THE EXERCISE »
Set the listing down again in full, word for word, with the pictures left out.

SUPPLIED INFORMATION »
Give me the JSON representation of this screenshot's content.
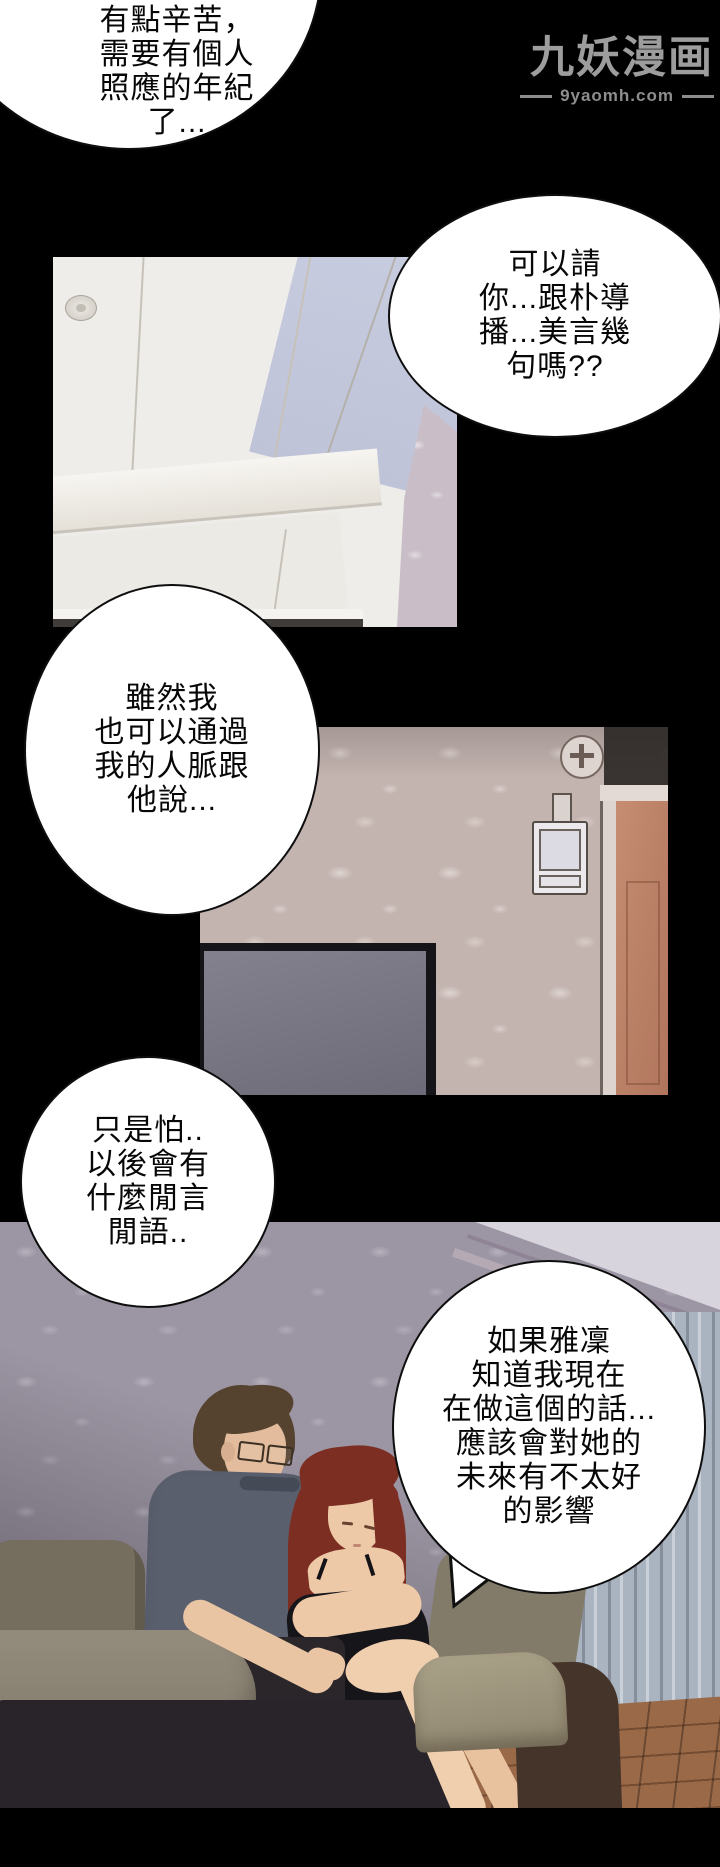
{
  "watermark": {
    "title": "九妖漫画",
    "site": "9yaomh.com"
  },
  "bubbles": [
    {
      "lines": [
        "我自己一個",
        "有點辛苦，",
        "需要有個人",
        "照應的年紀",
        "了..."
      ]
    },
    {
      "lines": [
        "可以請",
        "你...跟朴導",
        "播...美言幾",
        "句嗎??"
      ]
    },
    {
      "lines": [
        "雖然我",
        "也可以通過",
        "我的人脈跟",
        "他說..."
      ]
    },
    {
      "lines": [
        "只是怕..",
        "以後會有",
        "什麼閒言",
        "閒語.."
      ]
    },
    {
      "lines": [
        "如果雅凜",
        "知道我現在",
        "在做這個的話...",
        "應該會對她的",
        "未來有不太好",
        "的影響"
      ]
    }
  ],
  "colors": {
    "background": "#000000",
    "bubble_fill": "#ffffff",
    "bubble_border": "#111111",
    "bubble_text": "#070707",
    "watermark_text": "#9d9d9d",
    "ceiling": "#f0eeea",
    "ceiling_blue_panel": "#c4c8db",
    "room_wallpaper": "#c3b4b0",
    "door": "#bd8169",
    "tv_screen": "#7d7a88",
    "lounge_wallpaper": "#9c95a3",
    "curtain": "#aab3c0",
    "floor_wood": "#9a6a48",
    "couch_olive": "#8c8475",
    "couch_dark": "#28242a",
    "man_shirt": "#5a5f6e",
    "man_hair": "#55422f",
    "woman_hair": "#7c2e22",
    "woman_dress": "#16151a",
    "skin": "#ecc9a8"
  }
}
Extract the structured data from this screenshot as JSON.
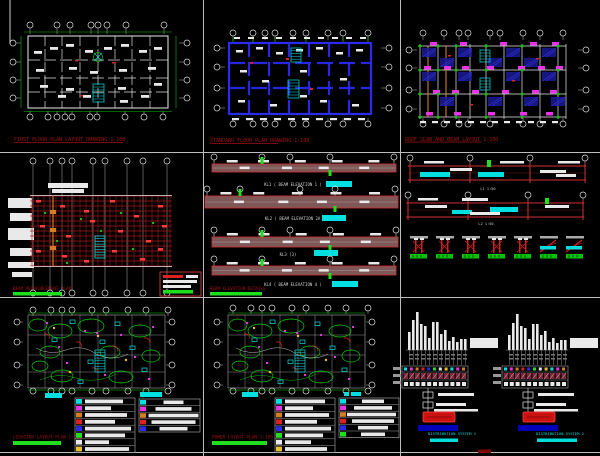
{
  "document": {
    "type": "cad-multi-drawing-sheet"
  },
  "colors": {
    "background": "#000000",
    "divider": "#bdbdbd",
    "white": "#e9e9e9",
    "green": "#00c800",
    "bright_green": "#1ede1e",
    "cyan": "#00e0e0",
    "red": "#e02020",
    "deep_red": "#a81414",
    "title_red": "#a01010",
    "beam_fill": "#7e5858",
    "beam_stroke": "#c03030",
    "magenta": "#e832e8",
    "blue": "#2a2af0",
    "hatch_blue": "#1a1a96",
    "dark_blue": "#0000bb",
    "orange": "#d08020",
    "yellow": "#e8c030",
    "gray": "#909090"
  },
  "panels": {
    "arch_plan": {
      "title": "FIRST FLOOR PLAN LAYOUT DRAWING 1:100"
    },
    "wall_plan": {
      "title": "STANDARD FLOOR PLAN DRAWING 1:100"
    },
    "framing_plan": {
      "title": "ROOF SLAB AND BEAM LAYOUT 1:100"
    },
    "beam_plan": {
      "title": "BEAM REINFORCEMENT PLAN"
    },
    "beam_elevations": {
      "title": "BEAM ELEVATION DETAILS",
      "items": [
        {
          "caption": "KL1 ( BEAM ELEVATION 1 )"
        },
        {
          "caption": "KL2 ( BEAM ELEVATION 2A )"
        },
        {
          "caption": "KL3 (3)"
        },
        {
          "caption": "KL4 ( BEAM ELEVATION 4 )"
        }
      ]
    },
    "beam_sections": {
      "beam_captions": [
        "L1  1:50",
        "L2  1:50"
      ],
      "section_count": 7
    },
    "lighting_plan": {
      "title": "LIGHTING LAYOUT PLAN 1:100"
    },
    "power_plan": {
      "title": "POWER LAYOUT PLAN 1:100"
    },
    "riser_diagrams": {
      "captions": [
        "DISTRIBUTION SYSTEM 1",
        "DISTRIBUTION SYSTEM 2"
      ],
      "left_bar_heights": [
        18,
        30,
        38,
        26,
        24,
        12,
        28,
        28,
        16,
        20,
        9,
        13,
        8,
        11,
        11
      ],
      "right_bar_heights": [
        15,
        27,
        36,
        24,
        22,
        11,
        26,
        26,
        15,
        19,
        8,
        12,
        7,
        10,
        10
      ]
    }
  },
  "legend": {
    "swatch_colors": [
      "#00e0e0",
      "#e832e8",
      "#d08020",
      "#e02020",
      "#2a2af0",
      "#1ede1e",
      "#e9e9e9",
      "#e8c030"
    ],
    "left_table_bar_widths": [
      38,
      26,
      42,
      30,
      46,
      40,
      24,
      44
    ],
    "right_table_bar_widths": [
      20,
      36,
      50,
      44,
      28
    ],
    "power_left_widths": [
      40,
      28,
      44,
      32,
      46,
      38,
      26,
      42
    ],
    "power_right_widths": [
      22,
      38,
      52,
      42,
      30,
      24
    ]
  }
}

WORKED ANSWER »
Give me the JSON representation of this screenshot's content.
{
  "watermark": {
    "title": "九妖漫画",
    "site": "9yaomh.com"
  },
  "bubbles": [
    {
      "lines": [
        "我自己一個",
        "有點辛苦，",
        "需要有個人",
        "照應的年紀",
        "了..."
      ]
    },
    {
      "lines": [
        "可以請",
        "你...跟朴導",
        "播...美言幾",
        "句嗎??"
      ]
    },
    {
      "lines": [
        "雖然我",
        "也可以通過",
        "我的人脈跟",
        "他說..."
      ]
    },
    {
      "lines": [
        "只是怕..",
        "以後會有",
        "什麼閒言",
        "閒語.."
      ]
    },
    {
      "lines": [
        "如果雅凜",
        "知道我現在",
        "在做這個的話...",
        "應該會對她的",
        "未來有不太好",
        "的影響"
      ]
    }
  ],
  "colors": {
    "background": "#000000",
    "bubble_fill": "#ffffff",
    "bubble_border": "#111111",
    "bubble_text": "#070707",
    "watermark_text": "#9d9d9d",
    "ceiling": "#f0eeea",
    "ceiling_blue_panel": "#c4c8db",
    "room_wallpaper": "#c3b4b0",
    "door": "#bd8169",
    "tv_screen": "#7d7a88",
    "lounge_wallpaper": "#9c95a3",
    "curtain": "#aab3c0",
    "floor_wood": "#9a6a48",
    "couch_olive": "#8c8475",
    "couch_dark": "#28242a",
    "man_shirt": "#5a5f6e",
    "man_hair": "#55422f",
    "woman_hair": "#7c2e22",
    "woman_dress": "#16151a",
    "skin": "#ecc9a8"
  }
}
Extract the structured data from this screenshot as JSON.
{
  "document": {
    "type": "cad-multi-drawing-sheet"
  },
  "colors": {
    "background": "#000000",
    "divider": "#bdbdbd",
    "white": "#e9e9e9",
    "green": "#00c800",
    "bright_green": "#1ede1e",
    "cyan": "#00e0e0",
    "red": "#e02020",
    "deep_red": "#a81414",
    "title_red": "#a01010",
    "beam_fill": "#7e5858",
    "beam_stroke": "#c03030",
    "magenta": "#e832e8",
    "blue": "#2a2af0",
    "hatch_blue": "#1a1a96",
    "dark_blue": "#0000bb",
    "orange": "#d08020",
    "yellow": "#e8c030",
    "gray": "#909090"
  },
  "panels": {
    "arch_plan": {
      "title": "FIRST FLOOR PLAN LAYOUT DRAWING 1:100"
    },
    "wall_plan": {
      "title": "STANDARD FLOOR PLAN DRAWING 1:100"
    },
    "framing_plan": {
      "title": "ROOF SLAB AND BEAM LAYOUT 1:100"
    },
    "beam_plan": {
      "title": "BEAM REINFORCEMENT PLAN"
    },
    "beam_elevations": {
      "title": "BEAM ELEVATION DETAILS",
      "items": [
        {
          "caption": "KL1 ( BEAM ELEVATION 1 )"
        },
        {
          "caption": "KL2 ( BEAM ELEVATION 2A )"
        },
        {
          "caption": "KL3 (3)"
        },
        {
          "caption": "KL4 ( BEAM ELEVATION 4 )"
        }
      ]
    },
    "beam_sections": {
      "beam_captions": [
        "L1  1:50",
        "L2  1:50"
      ],
      "section_count": 7
    },
    "lighting_plan": {
      "title": "LIGHTING LAYOUT PLAN 1:100"
    },
    "power_plan": {
      "title": "POWER LAYOUT PLAN 1:100"
    },
    "riser_diagrams": {
      "captions": [
        "DISTRIBUTION SYSTEM 1",
        "DISTRIBUTION SYSTEM 2"
      ],
      "left_bar_heights": [
        18,
        30,
        38,
        26,
        24,
        12,
        28,
        28,
        16,
        20,
        9,
        13,
        8,
        11,
        11
      ],
      "right_bar_heights": [
        15,
        27,
        36,
        24,
        22,
        11,
        26,
        26,
        15,
        19,
        8,
        12,
        7,
        10,
        10
      ]
    }
  },
  "legend": {
    "swatch_colors": [
      "#00e0e0",
      "#e832e8",
      "#d08020",
      "#e02020",
      "#2a2af0",
      "#1ede1e",
      "#e9e9e9",
      "#e8c030"
    ],
    "left_table_bar_widths": [
      38,
      26,
      42,
      30,
      46,
      40,
      24,
      44
    ],
    "right_table_bar_widths": [
      20,
      36,
      50,
      44,
      28
    ],
    "power_left_widths": [
      40,
      28,
      44,
      32,
      46,
      38,
      26,
      42
    ],
    "power_right_widths": [
      22,
      38,
      52,
      42,
      30,
      24
    ]
  }
}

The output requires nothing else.